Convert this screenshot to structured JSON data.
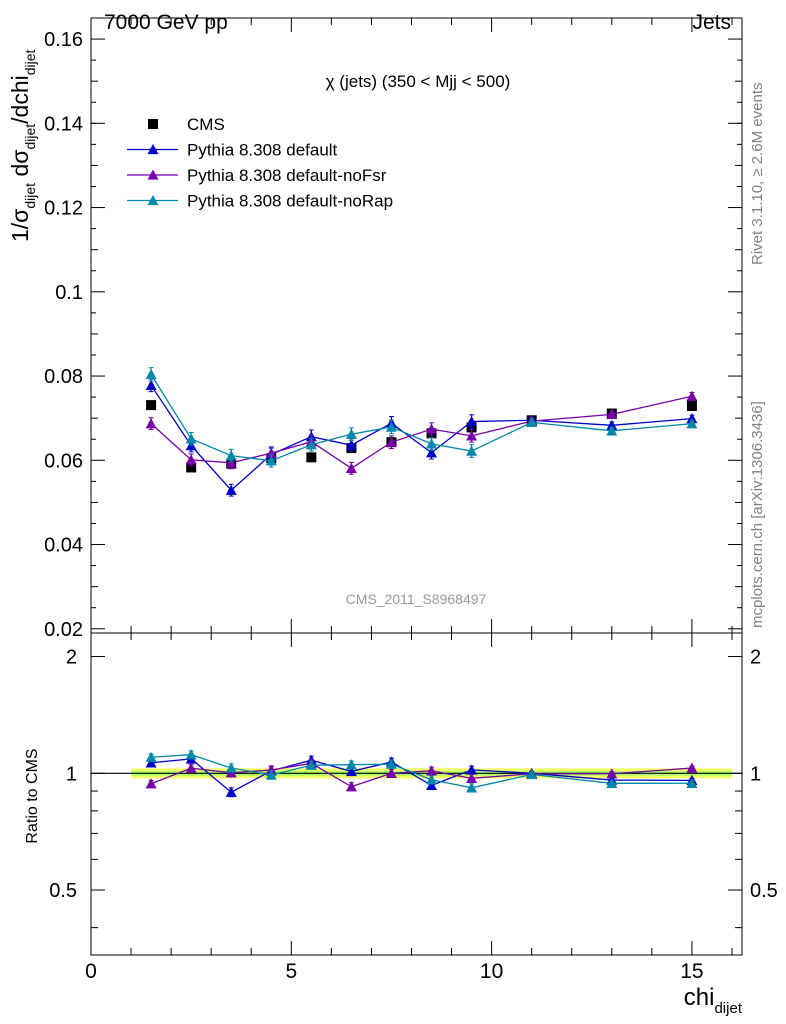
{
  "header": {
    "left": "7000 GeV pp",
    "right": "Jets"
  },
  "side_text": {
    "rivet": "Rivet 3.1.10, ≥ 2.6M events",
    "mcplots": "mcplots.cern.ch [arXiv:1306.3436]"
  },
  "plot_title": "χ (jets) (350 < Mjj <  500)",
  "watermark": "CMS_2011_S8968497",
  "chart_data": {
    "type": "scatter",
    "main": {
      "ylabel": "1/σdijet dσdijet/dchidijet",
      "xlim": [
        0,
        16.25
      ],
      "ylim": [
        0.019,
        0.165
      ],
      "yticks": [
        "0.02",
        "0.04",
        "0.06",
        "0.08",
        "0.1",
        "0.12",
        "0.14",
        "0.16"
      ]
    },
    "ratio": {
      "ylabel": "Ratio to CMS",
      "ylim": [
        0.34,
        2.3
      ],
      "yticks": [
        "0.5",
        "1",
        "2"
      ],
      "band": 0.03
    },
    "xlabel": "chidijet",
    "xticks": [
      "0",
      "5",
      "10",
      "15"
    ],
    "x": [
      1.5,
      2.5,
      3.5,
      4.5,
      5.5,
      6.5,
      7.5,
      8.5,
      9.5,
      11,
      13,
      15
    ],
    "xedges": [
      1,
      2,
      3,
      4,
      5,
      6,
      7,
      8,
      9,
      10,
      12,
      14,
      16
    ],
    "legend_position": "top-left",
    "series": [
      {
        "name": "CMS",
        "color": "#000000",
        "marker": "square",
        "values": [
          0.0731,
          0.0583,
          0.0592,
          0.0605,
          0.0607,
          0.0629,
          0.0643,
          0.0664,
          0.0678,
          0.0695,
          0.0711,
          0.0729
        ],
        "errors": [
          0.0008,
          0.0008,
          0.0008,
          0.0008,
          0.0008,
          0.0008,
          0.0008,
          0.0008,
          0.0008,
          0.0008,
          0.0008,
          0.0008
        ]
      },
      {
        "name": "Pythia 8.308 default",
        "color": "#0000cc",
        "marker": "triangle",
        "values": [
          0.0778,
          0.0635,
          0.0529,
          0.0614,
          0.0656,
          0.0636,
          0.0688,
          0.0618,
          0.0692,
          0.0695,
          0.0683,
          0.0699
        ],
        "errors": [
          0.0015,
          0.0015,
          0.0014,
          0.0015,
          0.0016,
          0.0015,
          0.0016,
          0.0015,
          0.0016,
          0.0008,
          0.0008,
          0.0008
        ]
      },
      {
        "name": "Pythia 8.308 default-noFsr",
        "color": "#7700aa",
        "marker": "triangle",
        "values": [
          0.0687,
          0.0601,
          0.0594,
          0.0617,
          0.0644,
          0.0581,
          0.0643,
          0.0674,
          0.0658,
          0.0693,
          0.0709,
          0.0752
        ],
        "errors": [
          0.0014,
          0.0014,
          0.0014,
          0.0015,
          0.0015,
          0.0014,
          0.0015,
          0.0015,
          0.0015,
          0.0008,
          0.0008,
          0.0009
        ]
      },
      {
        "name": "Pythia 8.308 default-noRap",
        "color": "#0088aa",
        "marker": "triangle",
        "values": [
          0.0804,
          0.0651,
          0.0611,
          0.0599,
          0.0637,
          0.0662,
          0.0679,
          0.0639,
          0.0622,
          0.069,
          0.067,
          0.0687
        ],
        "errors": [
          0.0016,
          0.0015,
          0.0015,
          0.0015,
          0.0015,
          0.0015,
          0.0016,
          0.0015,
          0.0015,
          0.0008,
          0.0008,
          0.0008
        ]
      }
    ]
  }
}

...

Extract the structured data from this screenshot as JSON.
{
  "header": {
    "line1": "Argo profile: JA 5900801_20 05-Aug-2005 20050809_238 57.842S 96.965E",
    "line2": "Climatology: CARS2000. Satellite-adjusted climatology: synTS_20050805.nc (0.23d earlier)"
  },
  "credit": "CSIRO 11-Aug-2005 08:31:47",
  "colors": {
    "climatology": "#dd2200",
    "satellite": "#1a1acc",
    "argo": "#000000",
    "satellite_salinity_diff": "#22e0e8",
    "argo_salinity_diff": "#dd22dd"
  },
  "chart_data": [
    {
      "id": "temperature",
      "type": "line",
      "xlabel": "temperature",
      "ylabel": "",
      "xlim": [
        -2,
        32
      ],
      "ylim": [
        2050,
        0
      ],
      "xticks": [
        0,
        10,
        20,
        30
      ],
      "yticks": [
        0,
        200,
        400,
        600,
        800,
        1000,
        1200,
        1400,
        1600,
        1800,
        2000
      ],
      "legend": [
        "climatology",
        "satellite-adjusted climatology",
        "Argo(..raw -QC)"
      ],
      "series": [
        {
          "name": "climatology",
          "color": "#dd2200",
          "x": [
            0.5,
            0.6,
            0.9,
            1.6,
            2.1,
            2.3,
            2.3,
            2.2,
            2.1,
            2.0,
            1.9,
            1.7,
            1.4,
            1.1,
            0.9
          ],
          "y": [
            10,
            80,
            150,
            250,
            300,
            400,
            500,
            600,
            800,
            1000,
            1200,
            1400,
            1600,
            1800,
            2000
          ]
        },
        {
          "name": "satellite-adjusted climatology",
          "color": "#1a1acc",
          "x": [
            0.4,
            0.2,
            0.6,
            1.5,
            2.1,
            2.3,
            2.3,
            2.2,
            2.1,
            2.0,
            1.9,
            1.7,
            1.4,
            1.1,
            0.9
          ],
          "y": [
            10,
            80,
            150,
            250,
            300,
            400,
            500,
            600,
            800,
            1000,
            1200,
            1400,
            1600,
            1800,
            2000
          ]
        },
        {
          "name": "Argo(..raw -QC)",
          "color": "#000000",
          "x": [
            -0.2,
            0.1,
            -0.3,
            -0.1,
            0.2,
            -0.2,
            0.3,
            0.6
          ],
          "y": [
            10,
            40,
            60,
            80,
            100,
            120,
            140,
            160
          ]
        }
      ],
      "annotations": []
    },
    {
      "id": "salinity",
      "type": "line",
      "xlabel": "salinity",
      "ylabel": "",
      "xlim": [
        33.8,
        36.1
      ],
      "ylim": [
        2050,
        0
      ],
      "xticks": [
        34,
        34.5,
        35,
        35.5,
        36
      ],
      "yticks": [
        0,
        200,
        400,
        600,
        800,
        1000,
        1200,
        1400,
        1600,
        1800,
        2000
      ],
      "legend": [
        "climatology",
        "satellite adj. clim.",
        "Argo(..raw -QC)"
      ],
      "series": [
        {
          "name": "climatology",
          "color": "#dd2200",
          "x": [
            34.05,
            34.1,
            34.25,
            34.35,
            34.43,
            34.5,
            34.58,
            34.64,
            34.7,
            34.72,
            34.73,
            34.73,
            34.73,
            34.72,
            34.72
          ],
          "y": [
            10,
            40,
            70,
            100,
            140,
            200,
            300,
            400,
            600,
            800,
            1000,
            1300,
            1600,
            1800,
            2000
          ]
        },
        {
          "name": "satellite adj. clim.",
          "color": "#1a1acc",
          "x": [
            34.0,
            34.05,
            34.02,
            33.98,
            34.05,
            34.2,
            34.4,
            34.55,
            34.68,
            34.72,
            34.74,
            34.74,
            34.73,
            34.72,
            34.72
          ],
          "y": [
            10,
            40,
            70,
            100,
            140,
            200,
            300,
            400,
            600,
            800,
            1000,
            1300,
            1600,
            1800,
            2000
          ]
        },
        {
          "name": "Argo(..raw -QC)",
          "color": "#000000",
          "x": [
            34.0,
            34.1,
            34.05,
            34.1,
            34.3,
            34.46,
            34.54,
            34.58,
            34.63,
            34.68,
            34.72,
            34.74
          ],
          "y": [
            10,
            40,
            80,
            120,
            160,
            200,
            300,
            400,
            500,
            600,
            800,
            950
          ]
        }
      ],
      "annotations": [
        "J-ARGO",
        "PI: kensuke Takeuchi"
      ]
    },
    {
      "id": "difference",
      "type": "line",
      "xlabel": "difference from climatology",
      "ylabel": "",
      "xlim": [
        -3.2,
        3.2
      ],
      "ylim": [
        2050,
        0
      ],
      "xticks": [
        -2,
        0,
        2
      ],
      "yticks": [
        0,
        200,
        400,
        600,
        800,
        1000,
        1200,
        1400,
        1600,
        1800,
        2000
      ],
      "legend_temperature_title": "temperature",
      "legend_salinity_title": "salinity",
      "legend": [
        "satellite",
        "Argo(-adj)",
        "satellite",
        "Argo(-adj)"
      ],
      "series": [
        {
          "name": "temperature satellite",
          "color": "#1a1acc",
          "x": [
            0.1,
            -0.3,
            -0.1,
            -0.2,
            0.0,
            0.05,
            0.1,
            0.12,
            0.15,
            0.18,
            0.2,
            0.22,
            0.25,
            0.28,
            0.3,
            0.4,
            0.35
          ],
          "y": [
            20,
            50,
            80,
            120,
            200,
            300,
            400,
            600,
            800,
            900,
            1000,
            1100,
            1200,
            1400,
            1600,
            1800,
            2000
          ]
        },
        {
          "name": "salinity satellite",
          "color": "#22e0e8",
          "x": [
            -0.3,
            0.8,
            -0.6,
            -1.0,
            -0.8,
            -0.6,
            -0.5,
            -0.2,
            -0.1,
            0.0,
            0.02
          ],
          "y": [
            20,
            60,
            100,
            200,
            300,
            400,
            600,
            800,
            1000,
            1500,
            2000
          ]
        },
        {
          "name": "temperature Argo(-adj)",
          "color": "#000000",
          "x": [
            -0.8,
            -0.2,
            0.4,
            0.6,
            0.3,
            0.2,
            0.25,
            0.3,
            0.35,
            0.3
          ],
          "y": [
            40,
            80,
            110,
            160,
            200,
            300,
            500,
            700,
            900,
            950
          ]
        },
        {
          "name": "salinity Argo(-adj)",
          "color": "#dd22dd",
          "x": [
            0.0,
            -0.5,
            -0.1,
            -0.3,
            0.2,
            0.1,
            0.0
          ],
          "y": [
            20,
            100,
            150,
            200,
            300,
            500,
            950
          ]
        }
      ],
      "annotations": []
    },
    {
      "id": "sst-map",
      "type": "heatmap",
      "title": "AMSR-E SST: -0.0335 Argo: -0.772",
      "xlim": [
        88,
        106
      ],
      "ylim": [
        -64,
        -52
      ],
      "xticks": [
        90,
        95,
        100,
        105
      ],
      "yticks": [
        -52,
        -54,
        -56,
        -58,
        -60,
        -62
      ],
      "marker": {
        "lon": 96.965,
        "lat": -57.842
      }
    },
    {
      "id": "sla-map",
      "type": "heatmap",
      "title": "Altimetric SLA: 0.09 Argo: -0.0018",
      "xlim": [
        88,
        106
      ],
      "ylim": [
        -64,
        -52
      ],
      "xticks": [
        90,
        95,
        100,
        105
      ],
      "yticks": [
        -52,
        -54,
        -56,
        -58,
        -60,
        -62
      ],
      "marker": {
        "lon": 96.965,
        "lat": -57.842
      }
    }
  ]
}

**Short exercise**:
Copy out each line of the listing that holds "difference".

**Result below**:
      "id": "difference",
      "xlabel": "difference from climatology",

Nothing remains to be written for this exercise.